**REQUIREMENT**: The records below are split into lines. How many of those lines contain the string "right"? Reply with the number only.

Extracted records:
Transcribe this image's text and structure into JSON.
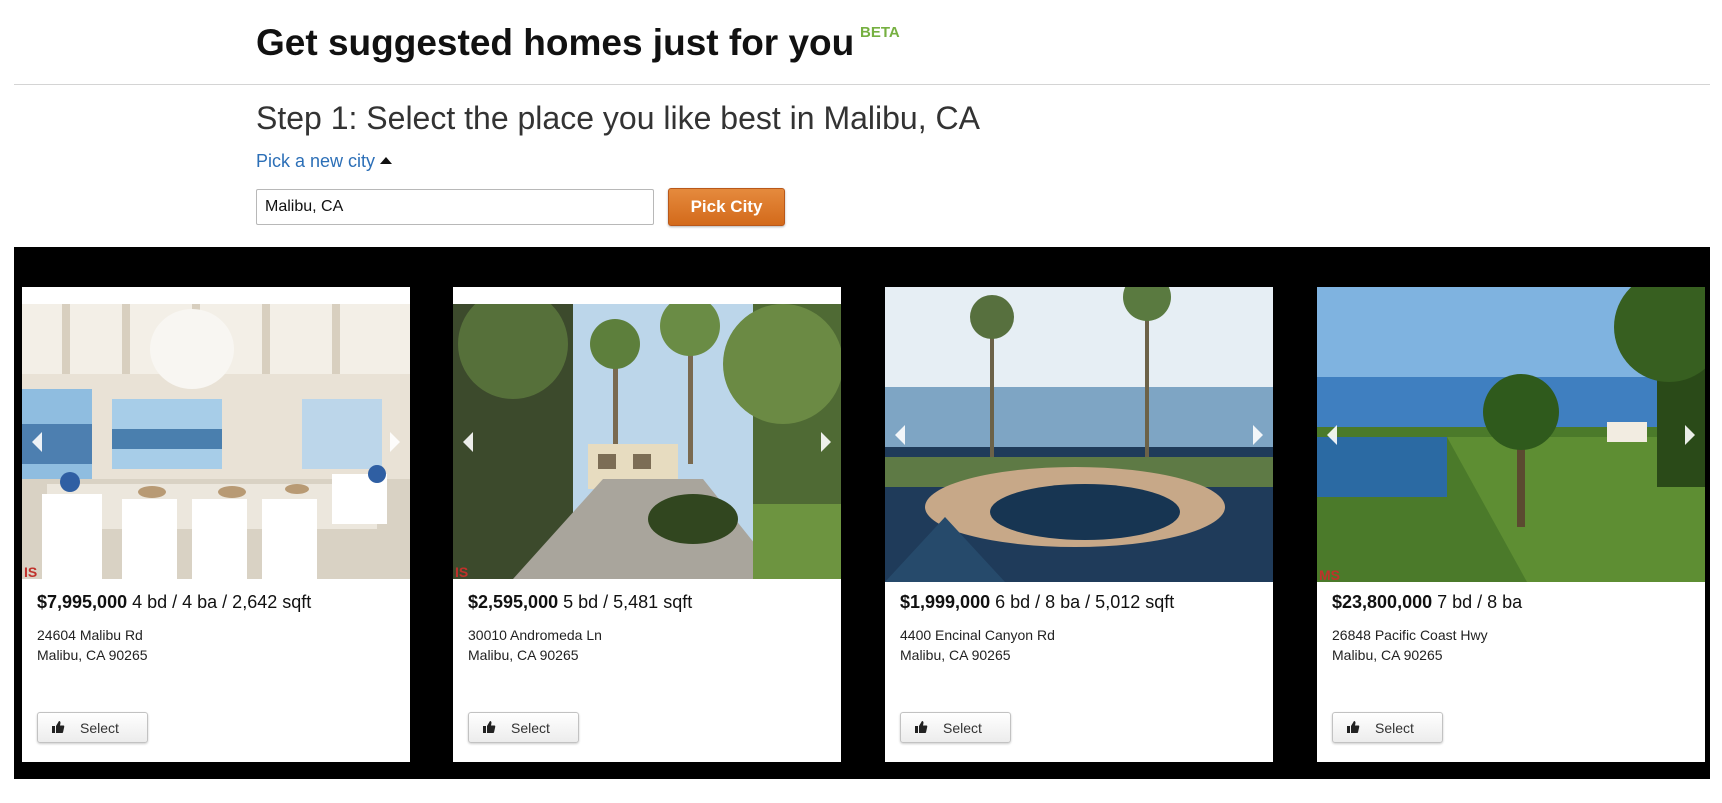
{
  "header": {
    "title": "Get suggested homes just for you",
    "badge": "BETA"
  },
  "step": {
    "title": "Step 1: Select the place you like best in Malibu, CA",
    "pick_link": "Pick a new city",
    "city_value": "Malibu, CA",
    "pick_button": "Pick City"
  },
  "colors": {
    "accent_orange": "#d9732a",
    "link_blue": "#2c6fb7",
    "beta_green": "#76b041",
    "strip_background": "#000000"
  },
  "icons": {
    "carousel_prev": "caret-left-icon",
    "carousel_next": "caret-right-icon",
    "select": "thumbs-up-icon",
    "link_toggle": "caret-up-icon"
  },
  "listings": [
    {
      "price": "$7,995,000",
      "details": "4 bd / 4 ba / 2,642 sqft",
      "address1": "24604 Malibu Rd",
      "address2": "Malibu, CA 90265",
      "select_label": "Select"
    },
    {
      "price": "$2,595,000",
      "details": "5 bd / 5,481 sqft",
      "address1": "30010 Andromeda Ln",
      "address2": "Malibu, CA 90265",
      "select_label": "Select"
    },
    {
      "price": "$1,999,000",
      "details": "6 bd / 8 ba / 5,012 sqft",
      "address1": "4400 Encinal Canyon Rd",
      "address2": "Malibu, CA 90265",
      "select_label": "Select"
    },
    {
      "price": "$23,800,000",
      "details": "7 bd / 8 ba",
      "address1": "26848 Pacific Coast Hwy",
      "address2": "Malibu, CA 90265",
      "select_label": "Select"
    }
  ]
}
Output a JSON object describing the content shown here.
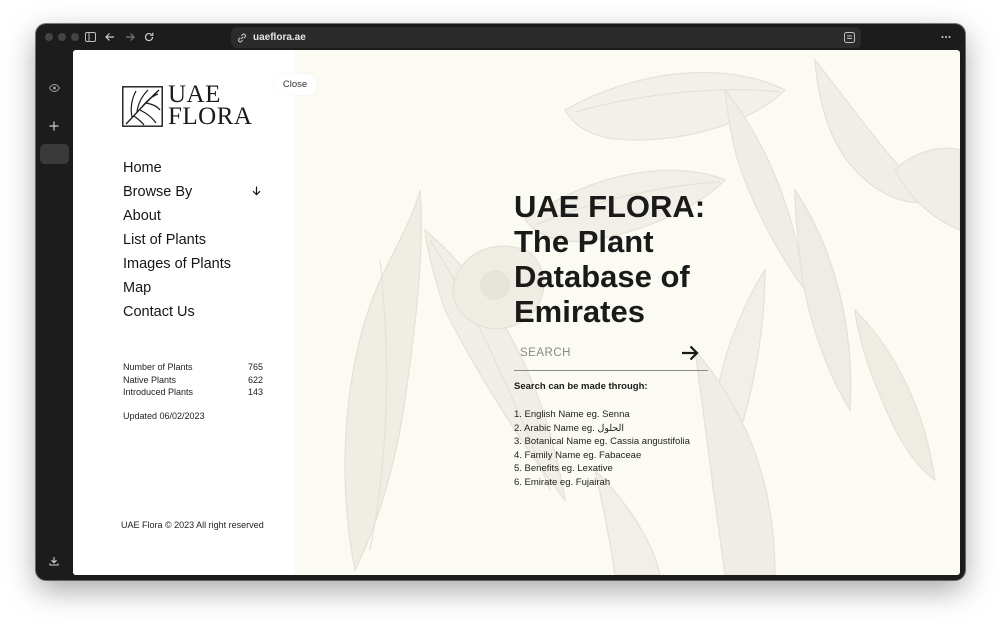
{
  "browser": {
    "url": "uaeflora.ae"
  },
  "logo": {
    "line1": "UAE",
    "line2": "FLORA"
  },
  "close_label": "Close",
  "nav": [
    {
      "label": "Home"
    },
    {
      "label": "Browse By",
      "has_dropdown": true
    },
    {
      "label": "About"
    },
    {
      "label": "List of Plants"
    },
    {
      "label": "Images of Plants"
    },
    {
      "label": "Map"
    },
    {
      "label": "Contact Us"
    }
  ],
  "stats": [
    {
      "label": "Number of Plants",
      "value": "765"
    },
    {
      "label": "Native Plants",
      "value": "622"
    },
    {
      "label": "Introduced Plants",
      "value": "143"
    }
  ],
  "updated": "Updated 06/02/2023",
  "footer": "UAE Flora © 2023 All right reserved",
  "hero": {
    "title_lines": [
      "UAE FLORA:",
      "The Plant",
      "Database of",
      "Emirates"
    ]
  },
  "search": {
    "placeholder": "SEARCH",
    "heading": "Search can be made through:",
    "options": [
      "1. English Name eg. Senna",
      "2. Arabic Name eg. الحلول",
      "3. Botanical Name eg. Cassia angustifolia",
      "4. Family Name eg. Fabaceae",
      "5. Benefits eg. Lexative",
      "6. Emirate eg. Fujairah"
    ]
  },
  "colors": {
    "page_bg": "#fbfaf3",
    "panel_bg": "#ffffff",
    "text": "#1a1a1a",
    "browser_chrome": "#1c1c1c"
  }
}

**PROBLEM SOLUTION**: 2